- [EXERCISE BRIEF]: Output nothing but the number of lines that include the word "Respiration".

(Excerpt from a dataset)
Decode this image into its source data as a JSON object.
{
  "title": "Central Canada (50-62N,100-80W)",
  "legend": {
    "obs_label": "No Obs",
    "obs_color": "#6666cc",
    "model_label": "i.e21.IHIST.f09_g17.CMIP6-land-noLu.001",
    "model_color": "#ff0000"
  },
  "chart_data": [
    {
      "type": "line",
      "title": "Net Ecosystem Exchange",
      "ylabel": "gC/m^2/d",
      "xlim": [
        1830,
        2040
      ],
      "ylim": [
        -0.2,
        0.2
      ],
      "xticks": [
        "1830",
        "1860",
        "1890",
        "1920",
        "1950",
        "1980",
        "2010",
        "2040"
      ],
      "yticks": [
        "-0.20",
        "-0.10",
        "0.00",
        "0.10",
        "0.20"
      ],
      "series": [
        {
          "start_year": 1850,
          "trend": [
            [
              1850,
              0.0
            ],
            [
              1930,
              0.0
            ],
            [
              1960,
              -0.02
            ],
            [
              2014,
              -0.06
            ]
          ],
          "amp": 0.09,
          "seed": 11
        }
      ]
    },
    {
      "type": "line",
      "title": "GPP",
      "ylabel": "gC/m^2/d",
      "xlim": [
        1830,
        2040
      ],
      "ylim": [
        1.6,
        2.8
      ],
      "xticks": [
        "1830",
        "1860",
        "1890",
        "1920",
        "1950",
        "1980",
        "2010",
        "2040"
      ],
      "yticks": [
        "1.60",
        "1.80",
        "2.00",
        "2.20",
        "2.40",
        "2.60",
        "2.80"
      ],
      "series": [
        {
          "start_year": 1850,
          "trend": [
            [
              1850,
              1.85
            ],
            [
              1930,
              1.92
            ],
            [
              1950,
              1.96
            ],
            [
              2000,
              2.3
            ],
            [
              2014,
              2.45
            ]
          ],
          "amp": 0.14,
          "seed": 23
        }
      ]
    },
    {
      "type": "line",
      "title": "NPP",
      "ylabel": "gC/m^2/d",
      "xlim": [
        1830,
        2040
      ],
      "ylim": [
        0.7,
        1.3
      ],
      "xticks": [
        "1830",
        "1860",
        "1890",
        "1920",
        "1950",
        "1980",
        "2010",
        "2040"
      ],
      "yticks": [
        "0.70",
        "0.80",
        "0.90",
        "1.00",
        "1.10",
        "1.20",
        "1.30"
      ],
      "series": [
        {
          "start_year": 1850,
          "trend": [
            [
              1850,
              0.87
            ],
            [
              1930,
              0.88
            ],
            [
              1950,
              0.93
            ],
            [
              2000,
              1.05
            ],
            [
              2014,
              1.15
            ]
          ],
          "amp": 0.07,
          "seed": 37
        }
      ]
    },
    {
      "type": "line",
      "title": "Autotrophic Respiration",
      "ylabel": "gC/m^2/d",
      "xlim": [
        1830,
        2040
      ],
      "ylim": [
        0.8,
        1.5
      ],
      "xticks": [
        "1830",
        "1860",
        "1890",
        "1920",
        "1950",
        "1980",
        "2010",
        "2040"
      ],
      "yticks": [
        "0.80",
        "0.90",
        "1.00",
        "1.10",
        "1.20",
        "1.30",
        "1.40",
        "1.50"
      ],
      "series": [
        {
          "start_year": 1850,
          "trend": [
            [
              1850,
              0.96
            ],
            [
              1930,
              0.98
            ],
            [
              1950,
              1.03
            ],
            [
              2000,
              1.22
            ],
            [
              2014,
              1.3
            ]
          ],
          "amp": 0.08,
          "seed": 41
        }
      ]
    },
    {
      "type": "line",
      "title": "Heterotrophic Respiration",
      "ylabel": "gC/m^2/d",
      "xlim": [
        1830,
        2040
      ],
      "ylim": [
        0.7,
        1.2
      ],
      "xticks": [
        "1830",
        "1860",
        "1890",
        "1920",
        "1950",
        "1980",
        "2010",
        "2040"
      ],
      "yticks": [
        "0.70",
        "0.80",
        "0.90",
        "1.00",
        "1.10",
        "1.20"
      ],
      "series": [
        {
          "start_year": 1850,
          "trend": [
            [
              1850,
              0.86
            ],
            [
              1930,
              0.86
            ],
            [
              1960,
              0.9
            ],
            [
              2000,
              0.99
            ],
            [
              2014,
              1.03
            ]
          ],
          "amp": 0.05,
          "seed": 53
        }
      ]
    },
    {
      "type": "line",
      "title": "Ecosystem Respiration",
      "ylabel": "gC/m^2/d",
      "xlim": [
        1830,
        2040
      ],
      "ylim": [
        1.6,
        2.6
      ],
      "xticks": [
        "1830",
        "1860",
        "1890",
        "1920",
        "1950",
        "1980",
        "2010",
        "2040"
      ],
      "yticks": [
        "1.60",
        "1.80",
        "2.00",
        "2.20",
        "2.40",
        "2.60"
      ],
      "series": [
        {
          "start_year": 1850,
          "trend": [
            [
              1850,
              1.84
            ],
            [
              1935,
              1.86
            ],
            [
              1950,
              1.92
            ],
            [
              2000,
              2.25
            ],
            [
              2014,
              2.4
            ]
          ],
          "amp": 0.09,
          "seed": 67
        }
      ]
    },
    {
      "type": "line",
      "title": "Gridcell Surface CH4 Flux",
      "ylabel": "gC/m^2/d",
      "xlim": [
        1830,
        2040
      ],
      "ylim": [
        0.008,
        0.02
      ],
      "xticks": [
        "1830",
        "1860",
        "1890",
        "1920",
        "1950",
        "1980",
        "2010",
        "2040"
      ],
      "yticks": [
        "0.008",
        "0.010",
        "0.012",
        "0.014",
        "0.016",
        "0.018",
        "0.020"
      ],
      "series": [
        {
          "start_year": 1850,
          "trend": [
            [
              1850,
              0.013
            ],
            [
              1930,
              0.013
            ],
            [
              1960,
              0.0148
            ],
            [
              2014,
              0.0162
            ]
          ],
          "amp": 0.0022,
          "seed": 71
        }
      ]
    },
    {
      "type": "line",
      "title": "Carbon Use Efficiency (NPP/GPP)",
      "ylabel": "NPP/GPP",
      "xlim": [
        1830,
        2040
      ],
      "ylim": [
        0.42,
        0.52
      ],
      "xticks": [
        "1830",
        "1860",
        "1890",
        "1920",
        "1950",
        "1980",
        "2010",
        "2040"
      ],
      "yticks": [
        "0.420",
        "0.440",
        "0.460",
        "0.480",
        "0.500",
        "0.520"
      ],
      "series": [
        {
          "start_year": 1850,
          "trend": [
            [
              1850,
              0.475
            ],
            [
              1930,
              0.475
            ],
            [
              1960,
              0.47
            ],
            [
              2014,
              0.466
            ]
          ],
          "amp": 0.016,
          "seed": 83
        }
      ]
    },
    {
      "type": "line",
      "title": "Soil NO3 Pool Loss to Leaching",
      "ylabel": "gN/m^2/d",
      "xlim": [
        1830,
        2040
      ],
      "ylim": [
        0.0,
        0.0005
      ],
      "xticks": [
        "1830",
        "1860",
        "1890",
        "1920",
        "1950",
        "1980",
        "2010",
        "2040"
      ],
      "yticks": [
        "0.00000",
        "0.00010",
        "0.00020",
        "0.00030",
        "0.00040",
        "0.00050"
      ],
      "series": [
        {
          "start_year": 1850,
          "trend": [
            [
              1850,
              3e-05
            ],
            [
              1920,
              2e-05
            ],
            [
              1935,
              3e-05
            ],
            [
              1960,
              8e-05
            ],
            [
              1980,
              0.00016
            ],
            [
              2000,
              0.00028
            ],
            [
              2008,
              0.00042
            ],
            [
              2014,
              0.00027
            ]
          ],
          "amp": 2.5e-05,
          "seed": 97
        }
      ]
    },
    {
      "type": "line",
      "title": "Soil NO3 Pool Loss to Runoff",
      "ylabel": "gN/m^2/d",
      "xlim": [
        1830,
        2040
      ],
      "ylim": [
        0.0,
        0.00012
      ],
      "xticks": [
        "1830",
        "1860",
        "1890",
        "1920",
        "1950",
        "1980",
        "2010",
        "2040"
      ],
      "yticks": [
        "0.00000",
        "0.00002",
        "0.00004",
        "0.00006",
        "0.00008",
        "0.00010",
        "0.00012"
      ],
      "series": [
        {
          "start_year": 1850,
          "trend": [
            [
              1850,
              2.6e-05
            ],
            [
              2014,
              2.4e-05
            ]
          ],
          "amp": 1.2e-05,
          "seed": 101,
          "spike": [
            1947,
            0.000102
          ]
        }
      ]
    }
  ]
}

- [FINISHED TASK]: 3